WORK TO BE COMPLETED> Return every record below exactly as written, omitting any pictures.
☆ ☆ ☆ ☆ ☆
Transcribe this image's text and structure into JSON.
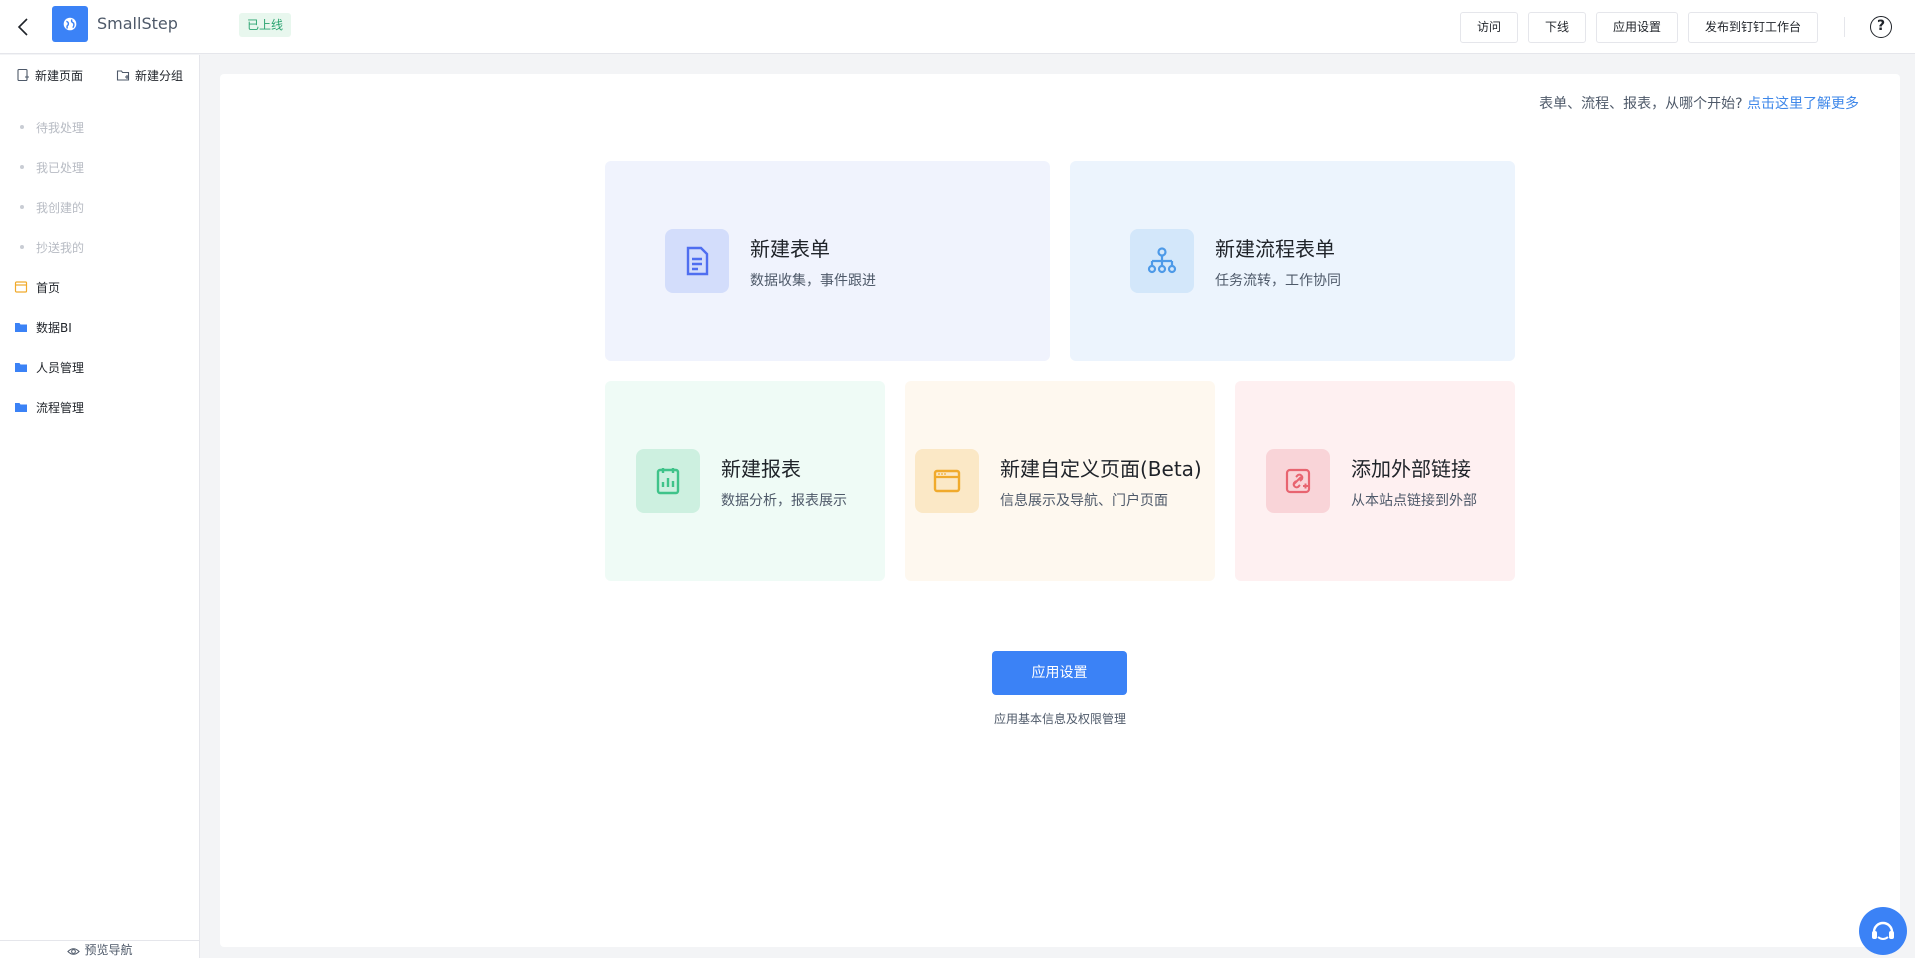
{
  "header": {
    "app_name": "SmallStep",
    "status": "已上线",
    "buttons": {
      "visit": "访问",
      "offline": "下线",
      "app_settings": "应用设置",
      "publish": "发布到钉钉工作台"
    },
    "help": "?"
  },
  "sidebar": {
    "new_page": "新建页面",
    "new_group": "新建分组",
    "dim_items": [
      {
        "label": "待我处理"
      },
      {
        "label": "我已处理"
      },
      {
        "label": "我创建的"
      },
      {
        "label": "抄送我的"
      }
    ],
    "items": [
      {
        "label": "首页",
        "icon": "calendar-icon"
      },
      {
        "label": "数据BI",
        "icon": "folder-icon"
      },
      {
        "label": "人员管理",
        "icon": "folder-icon"
      },
      {
        "label": "流程管理",
        "icon": "folder-icon"
      }
    ],
    "footer": "预览导航"
  },
  "main": {
    "hint_text": "表单、流程、报表，从哪个开始?",
    "hint_link": "点击这里了解更多",
    "cards": [
      {
        "title": "新建表单",
        "desc": "数据收集，事件跟进",
        "icon": "document-icon",
        "bg": "#f0f3fd",
        "icon_bg": "#d3ddfb",
        "icon_color": "#4f6ef0"
      },
      {
        "title": "新建流程表单",
        "desc": "任务流转，工作协同",
        "icon": "org-chart-icon",
        "bg": "#ecf4fd",
        "icon_bg": "#d3e7fa",
        "icon_color": "#4d9ae8"
      },
      {
        "title": "新建报表",
        "desc": "数据分析，报表展示",
        "icon": "report-icon",
        "bg": "#effbf6",
        "icon_bg": "#cdf0e0",
        "icon_color": "#3fc38a"
      },
      {
        "title": "新建自定义页面(Beta)",
        "desc": "信息展示及导航、门户页面",
        "icon": "window-icon",
        "bg": "#fef8ef",
        "icon_bg": "#fbe8c6",
        "icon_color": "#f0aa2c"
      },
      {
        "title": "添加外部链接",
        "desc": "从本站点链接到外部",
        "icon": "link-icon",
        "bg": "#fef0f1",
        "icon_bg": "#f9d4d8",
        "icon_color": "#e86470"
      }
    ],
    "settings_button": "应用设置",
    "settings_desc": "应用基本信息及权限管理"
  }
}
☆ ☆ ☆ ☆ ☆
EXERCISE ANSWER>
Transcribe this image's text and structure into JSON.
{
  "header": {
    "app_name": "SmallStep",
    "status": "已上线",
    "buttons": {
      "visit": "访问",
      "offline": "下线",
      "app_settings": "应用设置",
      "publish": "发布到钉钉工作台"
    },
    "help": "?"
  },
  "sidebar": {
    "new_page": "新建页面",
    "new_group": "新建分组",
    "dim_items": [
      {
        "label": "待我处理"
      },
      {
        "label": "我已处理"
      },
      {
        "label": "我创建的"
      },
      {
        "label": "抄送我的"
      }
    ],
    "items": [
      {
        "label": "首页",
        "icon": "calendar-icon"
      },
      {
        "label": "数据BI",
        "icon": "folder-icon"
      },
      {
        "label": "人员管理",
        "icon": "folder-icon"
      },
      {
        "label": "流程管理",
        "icon": "folder-icon"
      }
    ],
    "footer": "预览导航"
  },
  "main": {
    "hint_text": "表单、流程、报表，从哪个开始?",
    "hint_link": "点击这里了解更多",
    "cards": [
      {
        "title": "新建表单",
        "desc": "数据收集，事件跟进",
        "icon": "document-icon",
        "bg": "#f0f3fd",
        "icon_bg": "#d3ddfb",
        "icon_color": "#4f6ef0"
      },
      {
        "title": "新建流程表单",
        "desc": "任务流转，工作协同",
        "icon": "org-chart-icon",
        "bg": "#ecf4fd",
        "icon_bg": "#d3e7fa",
        "icon_color": "#4d9ae8"
      },
      {
        "title": "新建报表",
        "desc": "数据分析，报表展示",
        "icon": "report-icon",
        "bg": "#effbf6",
        "icon_bg": "#cdf0e0",
        "icon_color": "#3fc38a"
      },
      {
        "title": "新建自定义页面(Beta)",
        "desc": "信息展示及导航、门户页面",
        "icon": "window-icon",
        "bg": "#fef8ef",
        "icon_bg": "#fbe8c6",
        "icon_color": "#f0aa2c"
      },
      {
        "title": "添加外部链接",
        "desc": "从本站点链接到外部",
        "icon": "link-icon",
        "bg": "#fef0f1",
        "icon_bg": "#f9d4d8",
        "icon_color": "#e86470"
      }
    ],
    "settings_button": "应用设置",
    "settings_desc": "应用基本信息及权限管理"
  }
}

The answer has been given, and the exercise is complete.